__Problem__.
Filter these entries so that only lines with the word "must" remain.

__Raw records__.
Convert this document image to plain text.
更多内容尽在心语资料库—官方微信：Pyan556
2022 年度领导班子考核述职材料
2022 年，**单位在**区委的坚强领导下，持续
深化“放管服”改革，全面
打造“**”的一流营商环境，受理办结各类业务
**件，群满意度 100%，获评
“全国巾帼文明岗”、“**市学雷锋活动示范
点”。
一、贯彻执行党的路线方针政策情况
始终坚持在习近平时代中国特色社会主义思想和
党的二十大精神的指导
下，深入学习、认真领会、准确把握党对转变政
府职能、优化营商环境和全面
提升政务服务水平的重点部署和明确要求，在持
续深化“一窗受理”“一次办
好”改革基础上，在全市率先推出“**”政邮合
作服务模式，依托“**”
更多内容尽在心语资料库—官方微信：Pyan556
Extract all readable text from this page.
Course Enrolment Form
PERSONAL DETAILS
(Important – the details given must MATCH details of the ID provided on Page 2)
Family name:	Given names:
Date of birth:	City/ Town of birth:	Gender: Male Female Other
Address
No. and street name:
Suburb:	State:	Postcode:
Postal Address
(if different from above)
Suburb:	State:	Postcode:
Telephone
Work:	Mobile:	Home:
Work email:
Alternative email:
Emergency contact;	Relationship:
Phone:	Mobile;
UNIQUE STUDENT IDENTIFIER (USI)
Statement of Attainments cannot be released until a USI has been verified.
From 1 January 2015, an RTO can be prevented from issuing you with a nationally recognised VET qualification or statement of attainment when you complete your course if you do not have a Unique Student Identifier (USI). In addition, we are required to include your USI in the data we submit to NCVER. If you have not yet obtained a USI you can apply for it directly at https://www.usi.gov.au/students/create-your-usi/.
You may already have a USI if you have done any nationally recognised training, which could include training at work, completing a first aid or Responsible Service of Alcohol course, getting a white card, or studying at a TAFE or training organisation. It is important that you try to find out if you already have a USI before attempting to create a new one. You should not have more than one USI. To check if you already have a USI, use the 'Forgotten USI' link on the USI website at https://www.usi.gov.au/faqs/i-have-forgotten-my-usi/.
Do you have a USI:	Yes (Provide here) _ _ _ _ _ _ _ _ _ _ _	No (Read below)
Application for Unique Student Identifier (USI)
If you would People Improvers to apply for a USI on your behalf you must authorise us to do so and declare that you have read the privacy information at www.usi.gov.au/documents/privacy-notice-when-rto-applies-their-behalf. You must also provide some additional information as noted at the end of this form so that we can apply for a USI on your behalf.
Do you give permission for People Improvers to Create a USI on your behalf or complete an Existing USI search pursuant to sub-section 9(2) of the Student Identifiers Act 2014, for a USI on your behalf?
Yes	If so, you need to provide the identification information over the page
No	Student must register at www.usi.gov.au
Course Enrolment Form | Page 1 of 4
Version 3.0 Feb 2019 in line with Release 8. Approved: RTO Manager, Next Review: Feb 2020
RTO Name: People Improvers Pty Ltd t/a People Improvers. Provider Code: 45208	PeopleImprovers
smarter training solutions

__Result__.
(Important – the details given must MATCH details of the ID provided on Page 2)
If you would People Improvers to apply for a USI on your behalf you must authorise us to do so and declare that you have read the privacy information at www.usi.gov.au/documents/privacy-notice-when-rto-applies-their-behalf. You must also provide some additional information as noted at the end of this form so that we can apply for a USI on your behalf.
No	Student must register at www.usi.gov.au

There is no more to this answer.